REQUIREMENT: Keep only the lines that hold the string "object", filtering out the rest of the entries below.

Structured figure records:

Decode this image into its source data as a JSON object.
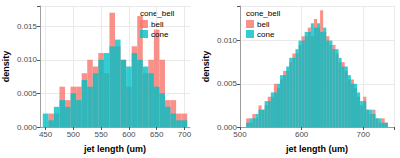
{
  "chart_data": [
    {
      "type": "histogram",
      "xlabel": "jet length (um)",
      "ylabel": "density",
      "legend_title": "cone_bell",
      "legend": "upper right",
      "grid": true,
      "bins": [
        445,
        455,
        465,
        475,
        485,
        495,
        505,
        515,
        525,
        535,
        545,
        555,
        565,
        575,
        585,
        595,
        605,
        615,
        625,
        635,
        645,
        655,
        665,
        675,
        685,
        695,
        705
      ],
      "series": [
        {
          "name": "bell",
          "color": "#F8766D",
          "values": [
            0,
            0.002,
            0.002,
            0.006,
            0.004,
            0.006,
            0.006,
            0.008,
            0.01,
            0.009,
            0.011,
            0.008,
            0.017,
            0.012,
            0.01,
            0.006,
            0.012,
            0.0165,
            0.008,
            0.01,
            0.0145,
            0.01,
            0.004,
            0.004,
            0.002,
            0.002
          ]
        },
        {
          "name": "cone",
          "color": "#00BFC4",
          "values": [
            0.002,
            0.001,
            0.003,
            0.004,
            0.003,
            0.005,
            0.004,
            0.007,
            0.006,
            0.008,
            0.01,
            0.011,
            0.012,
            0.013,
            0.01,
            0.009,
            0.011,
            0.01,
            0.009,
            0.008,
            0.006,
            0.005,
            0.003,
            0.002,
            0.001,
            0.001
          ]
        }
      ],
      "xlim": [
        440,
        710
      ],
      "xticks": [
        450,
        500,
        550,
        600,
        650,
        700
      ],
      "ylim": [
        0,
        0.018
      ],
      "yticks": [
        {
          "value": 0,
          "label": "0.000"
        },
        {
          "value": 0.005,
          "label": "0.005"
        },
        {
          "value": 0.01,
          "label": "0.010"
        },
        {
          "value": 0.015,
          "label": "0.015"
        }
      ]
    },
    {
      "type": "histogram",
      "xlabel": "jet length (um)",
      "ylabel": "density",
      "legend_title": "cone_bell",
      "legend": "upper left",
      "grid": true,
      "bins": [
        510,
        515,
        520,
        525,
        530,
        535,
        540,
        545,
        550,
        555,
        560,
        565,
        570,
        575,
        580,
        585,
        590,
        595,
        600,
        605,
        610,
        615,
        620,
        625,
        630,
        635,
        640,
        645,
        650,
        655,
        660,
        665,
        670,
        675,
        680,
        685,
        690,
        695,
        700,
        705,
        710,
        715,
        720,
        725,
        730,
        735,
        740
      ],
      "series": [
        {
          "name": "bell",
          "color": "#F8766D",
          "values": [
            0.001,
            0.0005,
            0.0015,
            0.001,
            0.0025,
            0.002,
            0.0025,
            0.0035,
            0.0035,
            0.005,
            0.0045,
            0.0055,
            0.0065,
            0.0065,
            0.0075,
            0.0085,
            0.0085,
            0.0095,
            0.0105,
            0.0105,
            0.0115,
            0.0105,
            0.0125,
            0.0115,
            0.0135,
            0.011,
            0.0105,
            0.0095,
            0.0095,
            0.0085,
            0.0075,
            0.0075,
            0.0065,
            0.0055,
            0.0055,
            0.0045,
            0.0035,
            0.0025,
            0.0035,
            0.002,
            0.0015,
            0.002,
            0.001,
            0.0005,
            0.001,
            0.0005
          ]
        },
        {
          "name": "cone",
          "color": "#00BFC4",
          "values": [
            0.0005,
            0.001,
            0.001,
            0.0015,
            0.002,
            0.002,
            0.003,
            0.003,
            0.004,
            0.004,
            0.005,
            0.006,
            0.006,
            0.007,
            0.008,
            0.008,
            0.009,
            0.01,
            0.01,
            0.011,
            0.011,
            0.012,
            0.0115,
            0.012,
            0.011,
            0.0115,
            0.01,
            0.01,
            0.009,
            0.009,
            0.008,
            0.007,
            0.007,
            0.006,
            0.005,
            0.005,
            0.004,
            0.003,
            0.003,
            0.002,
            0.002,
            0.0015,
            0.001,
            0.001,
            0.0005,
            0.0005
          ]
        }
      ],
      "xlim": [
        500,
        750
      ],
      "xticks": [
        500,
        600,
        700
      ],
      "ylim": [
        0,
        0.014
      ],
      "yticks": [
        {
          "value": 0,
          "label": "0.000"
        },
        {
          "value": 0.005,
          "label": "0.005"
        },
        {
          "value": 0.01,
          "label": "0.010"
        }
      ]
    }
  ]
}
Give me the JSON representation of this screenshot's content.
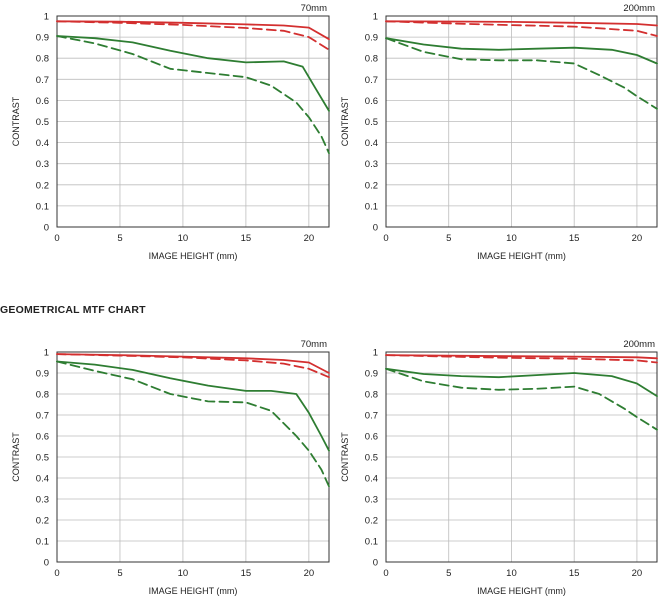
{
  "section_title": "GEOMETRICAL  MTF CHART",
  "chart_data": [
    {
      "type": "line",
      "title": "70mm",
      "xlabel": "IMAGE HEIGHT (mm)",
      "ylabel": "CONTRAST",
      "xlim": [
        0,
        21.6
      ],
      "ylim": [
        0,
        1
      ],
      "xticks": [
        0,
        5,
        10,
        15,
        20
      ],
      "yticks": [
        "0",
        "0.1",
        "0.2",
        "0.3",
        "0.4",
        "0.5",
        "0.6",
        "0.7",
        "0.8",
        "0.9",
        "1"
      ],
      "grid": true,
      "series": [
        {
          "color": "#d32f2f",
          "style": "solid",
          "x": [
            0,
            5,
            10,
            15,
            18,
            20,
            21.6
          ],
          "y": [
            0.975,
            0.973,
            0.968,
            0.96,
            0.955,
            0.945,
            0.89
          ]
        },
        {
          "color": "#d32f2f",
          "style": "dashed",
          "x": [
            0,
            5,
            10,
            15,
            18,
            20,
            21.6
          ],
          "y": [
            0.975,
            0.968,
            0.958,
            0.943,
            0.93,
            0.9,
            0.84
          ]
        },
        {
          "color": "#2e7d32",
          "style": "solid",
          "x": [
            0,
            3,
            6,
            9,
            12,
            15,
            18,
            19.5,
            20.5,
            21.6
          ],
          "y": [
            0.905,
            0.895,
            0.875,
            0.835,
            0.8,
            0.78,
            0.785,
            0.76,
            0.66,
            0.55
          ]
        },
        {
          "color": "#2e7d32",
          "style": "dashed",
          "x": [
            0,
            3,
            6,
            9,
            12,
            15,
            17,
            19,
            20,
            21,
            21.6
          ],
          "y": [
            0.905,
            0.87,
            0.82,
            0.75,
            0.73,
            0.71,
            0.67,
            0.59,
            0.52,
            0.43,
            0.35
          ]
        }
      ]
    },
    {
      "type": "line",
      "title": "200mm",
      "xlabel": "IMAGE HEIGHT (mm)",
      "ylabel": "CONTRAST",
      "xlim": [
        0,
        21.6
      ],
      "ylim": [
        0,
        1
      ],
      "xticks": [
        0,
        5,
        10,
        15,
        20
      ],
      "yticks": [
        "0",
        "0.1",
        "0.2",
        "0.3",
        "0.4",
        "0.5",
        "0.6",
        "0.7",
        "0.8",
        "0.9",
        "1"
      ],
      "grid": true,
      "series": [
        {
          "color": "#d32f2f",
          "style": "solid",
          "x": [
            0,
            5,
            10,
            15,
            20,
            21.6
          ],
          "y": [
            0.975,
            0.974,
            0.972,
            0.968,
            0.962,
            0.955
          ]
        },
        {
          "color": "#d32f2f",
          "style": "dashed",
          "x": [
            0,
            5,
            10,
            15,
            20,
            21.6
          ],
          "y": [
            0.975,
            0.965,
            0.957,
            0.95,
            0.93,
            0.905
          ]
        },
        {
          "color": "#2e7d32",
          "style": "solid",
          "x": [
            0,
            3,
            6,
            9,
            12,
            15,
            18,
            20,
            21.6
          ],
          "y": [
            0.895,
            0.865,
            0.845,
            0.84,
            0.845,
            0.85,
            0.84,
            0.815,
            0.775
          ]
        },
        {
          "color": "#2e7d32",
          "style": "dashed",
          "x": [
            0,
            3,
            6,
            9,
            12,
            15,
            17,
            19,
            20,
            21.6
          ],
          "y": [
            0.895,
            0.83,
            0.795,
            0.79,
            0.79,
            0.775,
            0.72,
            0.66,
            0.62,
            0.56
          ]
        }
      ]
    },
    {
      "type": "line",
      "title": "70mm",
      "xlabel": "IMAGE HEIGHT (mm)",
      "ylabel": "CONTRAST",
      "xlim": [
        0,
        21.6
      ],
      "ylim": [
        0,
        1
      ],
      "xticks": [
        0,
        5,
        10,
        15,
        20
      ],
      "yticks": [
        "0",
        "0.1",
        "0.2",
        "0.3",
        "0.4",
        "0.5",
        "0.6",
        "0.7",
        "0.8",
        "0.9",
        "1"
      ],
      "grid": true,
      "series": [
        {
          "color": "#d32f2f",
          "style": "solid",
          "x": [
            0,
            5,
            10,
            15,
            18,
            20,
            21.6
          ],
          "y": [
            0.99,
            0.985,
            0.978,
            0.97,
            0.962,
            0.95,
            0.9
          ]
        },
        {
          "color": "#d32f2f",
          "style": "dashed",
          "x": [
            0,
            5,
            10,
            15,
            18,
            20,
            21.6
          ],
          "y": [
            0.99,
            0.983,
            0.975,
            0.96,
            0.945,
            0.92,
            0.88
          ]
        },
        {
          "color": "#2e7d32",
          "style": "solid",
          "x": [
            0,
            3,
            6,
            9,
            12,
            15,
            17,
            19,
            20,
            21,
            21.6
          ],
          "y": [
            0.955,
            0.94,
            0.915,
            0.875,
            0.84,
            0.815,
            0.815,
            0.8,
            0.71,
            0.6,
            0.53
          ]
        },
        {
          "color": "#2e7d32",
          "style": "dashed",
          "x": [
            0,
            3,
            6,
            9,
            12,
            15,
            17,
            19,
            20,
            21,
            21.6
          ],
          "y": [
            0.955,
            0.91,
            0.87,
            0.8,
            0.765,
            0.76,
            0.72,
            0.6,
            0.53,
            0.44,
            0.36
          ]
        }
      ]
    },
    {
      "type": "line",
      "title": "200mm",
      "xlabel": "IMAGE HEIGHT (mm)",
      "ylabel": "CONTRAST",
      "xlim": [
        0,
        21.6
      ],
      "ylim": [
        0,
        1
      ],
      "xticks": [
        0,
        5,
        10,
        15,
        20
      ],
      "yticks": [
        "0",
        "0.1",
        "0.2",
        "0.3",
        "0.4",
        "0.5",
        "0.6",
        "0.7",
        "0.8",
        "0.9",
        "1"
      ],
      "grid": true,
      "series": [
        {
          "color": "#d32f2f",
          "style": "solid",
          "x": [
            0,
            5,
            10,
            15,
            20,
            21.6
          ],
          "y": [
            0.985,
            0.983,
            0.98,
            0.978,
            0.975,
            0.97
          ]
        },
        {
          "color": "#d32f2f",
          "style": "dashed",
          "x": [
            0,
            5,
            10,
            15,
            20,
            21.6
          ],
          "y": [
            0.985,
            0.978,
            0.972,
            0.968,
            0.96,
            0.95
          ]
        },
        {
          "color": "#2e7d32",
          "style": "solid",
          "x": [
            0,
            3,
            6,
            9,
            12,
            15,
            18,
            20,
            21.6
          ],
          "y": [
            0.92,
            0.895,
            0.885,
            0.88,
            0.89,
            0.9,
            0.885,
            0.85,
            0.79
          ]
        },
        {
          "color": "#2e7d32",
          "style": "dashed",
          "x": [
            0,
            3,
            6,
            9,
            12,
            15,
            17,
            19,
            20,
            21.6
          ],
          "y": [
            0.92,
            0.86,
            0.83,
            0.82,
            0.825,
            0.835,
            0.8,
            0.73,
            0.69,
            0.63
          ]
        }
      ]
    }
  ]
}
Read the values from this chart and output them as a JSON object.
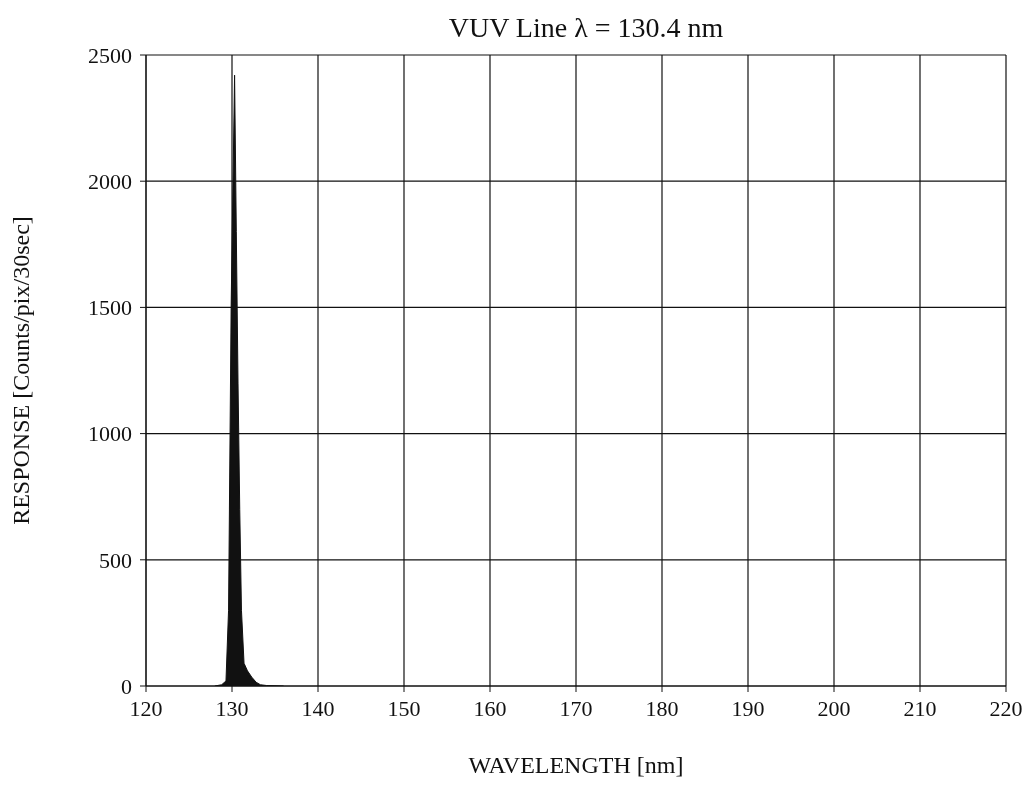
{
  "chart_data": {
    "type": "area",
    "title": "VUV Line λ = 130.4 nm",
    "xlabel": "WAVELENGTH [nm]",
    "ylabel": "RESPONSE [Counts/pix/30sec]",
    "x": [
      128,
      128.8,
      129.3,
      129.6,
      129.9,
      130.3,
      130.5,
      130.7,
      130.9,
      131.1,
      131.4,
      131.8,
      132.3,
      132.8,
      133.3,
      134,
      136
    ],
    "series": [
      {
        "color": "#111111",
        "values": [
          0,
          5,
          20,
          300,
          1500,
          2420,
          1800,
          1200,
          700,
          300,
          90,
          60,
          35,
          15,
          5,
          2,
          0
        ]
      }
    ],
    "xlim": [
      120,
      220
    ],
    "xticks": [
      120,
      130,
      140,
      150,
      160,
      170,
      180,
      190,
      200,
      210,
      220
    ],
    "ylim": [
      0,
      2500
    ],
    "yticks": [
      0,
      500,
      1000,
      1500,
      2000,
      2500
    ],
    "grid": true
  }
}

RESPONSE TO THIS EXERCISE:
Decode this image into its source data as a JSON object.
Read the values from this chart and output them as a JSON object.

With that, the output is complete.